_Dataset content:_
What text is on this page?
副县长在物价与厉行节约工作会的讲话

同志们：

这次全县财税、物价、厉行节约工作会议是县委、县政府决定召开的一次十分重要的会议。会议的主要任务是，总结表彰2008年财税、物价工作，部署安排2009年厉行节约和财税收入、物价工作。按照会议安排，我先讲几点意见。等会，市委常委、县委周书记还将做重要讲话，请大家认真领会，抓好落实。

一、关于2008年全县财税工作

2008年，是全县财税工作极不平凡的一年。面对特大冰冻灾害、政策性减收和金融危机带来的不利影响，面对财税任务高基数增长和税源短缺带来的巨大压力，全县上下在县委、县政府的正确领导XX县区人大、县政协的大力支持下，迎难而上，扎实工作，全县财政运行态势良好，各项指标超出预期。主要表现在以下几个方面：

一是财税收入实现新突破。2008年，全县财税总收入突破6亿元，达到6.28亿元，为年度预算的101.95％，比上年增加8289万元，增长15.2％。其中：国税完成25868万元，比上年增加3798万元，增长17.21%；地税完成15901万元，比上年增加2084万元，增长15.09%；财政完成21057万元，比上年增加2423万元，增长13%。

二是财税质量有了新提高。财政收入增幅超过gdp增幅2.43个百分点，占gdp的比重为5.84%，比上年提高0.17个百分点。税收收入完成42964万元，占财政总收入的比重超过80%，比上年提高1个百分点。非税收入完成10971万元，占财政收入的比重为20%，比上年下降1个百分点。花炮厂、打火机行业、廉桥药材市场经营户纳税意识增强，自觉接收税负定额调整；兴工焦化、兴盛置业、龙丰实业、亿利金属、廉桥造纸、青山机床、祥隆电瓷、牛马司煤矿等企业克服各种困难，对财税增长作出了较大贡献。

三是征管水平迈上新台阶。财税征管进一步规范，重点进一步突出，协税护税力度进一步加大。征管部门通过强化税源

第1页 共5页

_Given exercise:_
Make an exact copy of every line in the data.

_Solution to this task:_
What text is on this page?
副县长在物价与厉行节约工作会的讲话

同志们：

这次全县财税、物价、厉行节约工作会议是县委、县政府决定召开的一次十分重要的会议。会议的主要任务是，总结表彰2008年财税、物价工作，部署安排2009年厉行节约和财税收入、物价工作。按照会议安排，我先讲几点意见。等会，市委常委、县委周书记还将做重要讲话，请大家认真领会，抓好落实。

一、关于2008年全县财税工作

2008年，是全县财税工作极不平凡的一年。面对特大冰冻灾害、政策性减收和金融危机带来的不利影响，面对财税任务高基数增长和税源短缺带来的巨大压力，全县上下在县委、县政府的正确领导XX县区人大、县政协的大力支持下，迎难而上，扎实工作，全县财政运行态势良好，各项指标超出预期。主要表现在以下几个方面：

一是财税收入实现新突破。2008年，全县财税总收入突破6亿元，达到6.28亿元，为年度预算的101.95％，比上年增加8289万元，增长15.2％。其中：国税完成25868万元，比上年增加3798万元，增长17.21%；地税完成15901万元，比上年增加2084万元，增长15.09%；财政完成21057万元，比上年增加2423万元，增长13%。

二是财税质量有了新提高。财政收入增幅超过gdp增幅2.43个百分点，占gdp的比重为5.84%，比上年提高0.17个百分点。税收收入完成42964万元，占财政总收入的比重超过80%，比上年提高1个百分点。非税收入完成10971万元，占财政收入的比重为20%，比上年下降1个百分点。花炮厂、打火机行业、廉桥药材市场经营户纳税意识增强，自觉接收税负定额调整；兴工焦化、兴盛置业、龙丰实业、亿利金属、廉桥造纸、青山机床、祥隆电瓷、牛马司煤矿等企业克服各种困难，对财税增长作出了较大贡献。

三是征管水平迈上新台阶。财税征管进一步规范，重点进一步突出，协税护税力度进一步加大。征管部门通过强化税源

第1页 共5页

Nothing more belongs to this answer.